- Exercise description -
Below are records; work out how many of their lines contain "this" and give only that number.

- Given records -
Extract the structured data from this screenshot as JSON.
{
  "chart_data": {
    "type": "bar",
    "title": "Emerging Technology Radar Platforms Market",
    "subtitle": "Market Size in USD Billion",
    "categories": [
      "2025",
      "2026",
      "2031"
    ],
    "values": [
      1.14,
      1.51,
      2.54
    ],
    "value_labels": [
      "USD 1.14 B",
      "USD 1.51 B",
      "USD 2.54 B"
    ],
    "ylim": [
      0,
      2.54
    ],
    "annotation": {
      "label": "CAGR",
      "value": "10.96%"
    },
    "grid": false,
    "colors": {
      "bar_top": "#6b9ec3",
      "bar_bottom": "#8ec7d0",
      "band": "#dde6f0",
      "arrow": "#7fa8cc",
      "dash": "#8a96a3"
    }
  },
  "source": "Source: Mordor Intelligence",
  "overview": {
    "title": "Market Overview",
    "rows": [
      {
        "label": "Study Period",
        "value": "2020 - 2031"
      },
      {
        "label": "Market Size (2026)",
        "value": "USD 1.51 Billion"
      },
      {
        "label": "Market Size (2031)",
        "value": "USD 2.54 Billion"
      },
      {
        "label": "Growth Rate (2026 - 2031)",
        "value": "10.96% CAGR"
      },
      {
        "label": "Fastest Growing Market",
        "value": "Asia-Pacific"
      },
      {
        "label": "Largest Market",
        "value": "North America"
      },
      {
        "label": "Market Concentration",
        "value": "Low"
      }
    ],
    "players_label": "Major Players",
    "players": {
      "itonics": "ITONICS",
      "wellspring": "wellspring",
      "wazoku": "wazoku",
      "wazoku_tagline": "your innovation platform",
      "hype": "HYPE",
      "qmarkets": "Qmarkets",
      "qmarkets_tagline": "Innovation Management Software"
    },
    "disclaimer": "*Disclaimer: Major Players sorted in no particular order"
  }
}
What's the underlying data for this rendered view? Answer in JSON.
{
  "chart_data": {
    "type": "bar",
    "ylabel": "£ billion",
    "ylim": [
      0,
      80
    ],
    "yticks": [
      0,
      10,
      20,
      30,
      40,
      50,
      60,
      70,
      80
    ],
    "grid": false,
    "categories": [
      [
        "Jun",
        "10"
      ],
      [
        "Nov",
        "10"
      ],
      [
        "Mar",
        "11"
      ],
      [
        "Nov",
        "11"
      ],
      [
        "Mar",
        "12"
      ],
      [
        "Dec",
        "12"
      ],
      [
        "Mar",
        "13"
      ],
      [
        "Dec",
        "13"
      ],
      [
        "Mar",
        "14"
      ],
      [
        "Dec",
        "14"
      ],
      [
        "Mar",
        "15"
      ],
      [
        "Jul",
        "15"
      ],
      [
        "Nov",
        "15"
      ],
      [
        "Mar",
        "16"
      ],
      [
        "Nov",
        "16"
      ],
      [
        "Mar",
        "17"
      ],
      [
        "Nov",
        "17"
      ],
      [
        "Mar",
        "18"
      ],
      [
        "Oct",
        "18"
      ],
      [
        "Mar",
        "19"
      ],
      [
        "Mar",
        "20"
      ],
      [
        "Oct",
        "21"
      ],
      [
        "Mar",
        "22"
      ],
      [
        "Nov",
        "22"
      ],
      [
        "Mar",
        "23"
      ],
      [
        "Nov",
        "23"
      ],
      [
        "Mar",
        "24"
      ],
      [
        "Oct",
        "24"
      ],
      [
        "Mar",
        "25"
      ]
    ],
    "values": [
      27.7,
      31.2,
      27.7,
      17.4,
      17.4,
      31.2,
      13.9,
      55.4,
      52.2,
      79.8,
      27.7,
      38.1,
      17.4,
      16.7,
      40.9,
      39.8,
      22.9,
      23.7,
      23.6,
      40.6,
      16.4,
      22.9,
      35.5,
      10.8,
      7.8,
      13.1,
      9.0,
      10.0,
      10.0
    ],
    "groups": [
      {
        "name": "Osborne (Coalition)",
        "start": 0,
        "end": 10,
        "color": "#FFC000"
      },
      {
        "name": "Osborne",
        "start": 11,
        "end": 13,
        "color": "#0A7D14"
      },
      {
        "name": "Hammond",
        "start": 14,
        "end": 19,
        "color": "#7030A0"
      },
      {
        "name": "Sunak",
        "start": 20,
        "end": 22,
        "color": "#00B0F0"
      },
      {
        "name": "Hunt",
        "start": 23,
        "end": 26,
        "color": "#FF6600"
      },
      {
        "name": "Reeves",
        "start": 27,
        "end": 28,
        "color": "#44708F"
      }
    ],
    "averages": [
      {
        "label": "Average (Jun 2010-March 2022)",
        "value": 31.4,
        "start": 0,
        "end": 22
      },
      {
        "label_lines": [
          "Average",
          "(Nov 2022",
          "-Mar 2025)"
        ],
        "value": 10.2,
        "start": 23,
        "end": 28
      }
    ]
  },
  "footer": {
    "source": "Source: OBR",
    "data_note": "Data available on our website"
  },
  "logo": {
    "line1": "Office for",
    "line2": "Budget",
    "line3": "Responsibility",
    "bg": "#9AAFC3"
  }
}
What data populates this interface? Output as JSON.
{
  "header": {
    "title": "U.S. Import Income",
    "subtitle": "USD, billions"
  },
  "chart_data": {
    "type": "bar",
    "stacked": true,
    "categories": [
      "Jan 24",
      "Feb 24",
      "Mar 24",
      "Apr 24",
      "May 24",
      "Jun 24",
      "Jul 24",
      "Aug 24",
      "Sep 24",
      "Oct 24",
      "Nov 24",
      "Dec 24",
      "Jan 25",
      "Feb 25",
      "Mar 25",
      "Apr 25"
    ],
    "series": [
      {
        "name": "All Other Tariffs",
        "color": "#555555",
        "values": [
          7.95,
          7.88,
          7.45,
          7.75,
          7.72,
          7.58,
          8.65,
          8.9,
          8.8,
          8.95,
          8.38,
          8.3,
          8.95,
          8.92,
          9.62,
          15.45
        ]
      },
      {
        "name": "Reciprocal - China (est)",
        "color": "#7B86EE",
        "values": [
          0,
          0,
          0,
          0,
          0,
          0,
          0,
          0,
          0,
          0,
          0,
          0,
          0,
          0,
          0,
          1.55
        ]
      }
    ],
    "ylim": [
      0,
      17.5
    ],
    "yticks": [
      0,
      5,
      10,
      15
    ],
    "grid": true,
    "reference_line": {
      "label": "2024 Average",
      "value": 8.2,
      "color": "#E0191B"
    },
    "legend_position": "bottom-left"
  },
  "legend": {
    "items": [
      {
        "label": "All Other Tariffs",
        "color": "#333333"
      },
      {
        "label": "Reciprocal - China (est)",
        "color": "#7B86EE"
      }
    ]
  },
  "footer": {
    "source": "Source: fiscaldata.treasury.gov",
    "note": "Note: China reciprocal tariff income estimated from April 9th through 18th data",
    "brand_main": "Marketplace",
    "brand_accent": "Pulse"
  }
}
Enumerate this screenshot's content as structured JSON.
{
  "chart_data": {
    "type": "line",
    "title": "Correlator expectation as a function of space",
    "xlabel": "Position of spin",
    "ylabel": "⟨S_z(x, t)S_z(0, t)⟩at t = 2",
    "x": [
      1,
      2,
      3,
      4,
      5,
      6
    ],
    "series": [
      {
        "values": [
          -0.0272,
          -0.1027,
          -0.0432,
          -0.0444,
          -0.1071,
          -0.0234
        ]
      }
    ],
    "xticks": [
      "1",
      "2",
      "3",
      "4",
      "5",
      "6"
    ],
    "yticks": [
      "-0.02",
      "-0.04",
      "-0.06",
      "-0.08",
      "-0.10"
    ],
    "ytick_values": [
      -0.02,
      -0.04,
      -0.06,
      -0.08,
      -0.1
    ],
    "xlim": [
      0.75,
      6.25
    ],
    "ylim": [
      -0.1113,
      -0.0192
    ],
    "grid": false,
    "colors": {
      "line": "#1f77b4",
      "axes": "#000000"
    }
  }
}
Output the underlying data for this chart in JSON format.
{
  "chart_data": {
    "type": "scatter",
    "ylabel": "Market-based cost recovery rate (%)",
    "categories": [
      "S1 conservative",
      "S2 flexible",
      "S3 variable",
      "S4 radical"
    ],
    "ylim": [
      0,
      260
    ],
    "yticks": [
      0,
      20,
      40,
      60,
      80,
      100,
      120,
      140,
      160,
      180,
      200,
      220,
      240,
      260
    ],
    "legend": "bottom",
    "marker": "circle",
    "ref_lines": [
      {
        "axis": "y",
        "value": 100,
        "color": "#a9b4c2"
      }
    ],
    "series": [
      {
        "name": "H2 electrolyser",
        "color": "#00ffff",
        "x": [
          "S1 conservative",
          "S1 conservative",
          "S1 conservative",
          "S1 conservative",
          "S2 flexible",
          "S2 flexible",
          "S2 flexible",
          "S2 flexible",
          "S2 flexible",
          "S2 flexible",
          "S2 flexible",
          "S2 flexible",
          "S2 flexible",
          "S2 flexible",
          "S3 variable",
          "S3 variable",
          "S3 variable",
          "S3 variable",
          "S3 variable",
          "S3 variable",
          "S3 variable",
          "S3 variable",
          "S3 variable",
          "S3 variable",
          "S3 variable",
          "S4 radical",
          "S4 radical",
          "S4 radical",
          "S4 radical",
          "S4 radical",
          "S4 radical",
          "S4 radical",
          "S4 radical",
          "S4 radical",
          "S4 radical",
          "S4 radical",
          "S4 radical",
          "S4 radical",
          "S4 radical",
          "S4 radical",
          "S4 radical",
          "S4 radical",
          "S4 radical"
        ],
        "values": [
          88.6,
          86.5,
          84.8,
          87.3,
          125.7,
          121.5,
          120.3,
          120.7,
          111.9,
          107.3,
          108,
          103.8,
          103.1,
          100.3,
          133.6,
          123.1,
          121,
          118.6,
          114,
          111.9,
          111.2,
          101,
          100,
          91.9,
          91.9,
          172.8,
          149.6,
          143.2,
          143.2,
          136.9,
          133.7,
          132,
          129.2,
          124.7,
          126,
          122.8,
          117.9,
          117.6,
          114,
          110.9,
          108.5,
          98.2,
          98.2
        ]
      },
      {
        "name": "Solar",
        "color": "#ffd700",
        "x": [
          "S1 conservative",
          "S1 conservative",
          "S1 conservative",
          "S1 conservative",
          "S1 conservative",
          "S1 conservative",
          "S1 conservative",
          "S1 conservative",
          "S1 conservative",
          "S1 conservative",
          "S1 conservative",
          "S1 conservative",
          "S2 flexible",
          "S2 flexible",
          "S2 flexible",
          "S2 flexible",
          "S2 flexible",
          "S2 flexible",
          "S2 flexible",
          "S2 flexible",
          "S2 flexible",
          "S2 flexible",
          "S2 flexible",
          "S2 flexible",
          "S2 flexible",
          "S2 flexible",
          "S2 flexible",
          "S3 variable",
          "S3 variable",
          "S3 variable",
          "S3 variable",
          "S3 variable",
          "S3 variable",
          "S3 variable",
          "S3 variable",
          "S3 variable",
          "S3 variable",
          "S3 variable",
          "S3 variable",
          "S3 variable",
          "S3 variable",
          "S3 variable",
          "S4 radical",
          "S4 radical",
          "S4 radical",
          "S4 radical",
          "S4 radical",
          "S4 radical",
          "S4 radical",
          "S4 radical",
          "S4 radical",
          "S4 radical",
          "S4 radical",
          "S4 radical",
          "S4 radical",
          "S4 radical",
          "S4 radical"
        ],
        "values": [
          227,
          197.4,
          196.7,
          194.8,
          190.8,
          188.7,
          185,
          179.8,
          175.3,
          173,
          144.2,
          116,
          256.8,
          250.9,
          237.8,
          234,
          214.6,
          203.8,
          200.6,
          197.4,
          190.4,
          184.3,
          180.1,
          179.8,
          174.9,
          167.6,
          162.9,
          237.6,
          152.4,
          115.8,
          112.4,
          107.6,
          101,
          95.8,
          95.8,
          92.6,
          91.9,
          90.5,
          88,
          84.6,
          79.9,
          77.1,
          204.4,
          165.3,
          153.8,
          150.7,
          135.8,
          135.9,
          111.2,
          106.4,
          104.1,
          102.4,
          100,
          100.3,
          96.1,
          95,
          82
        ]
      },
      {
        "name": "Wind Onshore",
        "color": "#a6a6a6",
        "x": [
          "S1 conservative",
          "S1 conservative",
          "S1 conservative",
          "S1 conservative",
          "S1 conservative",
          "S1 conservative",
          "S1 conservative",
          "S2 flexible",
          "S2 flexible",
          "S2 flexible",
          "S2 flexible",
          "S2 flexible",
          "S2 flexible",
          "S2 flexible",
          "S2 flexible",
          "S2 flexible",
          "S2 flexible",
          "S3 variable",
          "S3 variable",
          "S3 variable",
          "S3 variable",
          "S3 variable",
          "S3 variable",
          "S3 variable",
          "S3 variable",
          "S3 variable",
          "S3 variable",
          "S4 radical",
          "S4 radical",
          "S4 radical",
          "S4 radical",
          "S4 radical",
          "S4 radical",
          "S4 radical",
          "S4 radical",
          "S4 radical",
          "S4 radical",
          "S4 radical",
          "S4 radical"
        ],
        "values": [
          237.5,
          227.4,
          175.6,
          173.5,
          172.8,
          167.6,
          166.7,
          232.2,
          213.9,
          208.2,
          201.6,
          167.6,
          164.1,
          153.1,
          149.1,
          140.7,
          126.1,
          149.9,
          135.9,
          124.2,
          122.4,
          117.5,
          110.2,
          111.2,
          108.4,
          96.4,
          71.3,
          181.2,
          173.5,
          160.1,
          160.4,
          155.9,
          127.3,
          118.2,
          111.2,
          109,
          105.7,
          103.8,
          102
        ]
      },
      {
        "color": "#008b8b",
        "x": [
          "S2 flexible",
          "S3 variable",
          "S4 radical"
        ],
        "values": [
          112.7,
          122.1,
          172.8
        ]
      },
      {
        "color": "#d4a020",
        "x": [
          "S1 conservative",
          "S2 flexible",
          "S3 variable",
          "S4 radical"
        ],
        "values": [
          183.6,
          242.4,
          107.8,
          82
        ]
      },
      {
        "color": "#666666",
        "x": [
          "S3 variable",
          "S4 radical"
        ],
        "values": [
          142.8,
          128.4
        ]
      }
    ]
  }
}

- Solution to the exercise -
5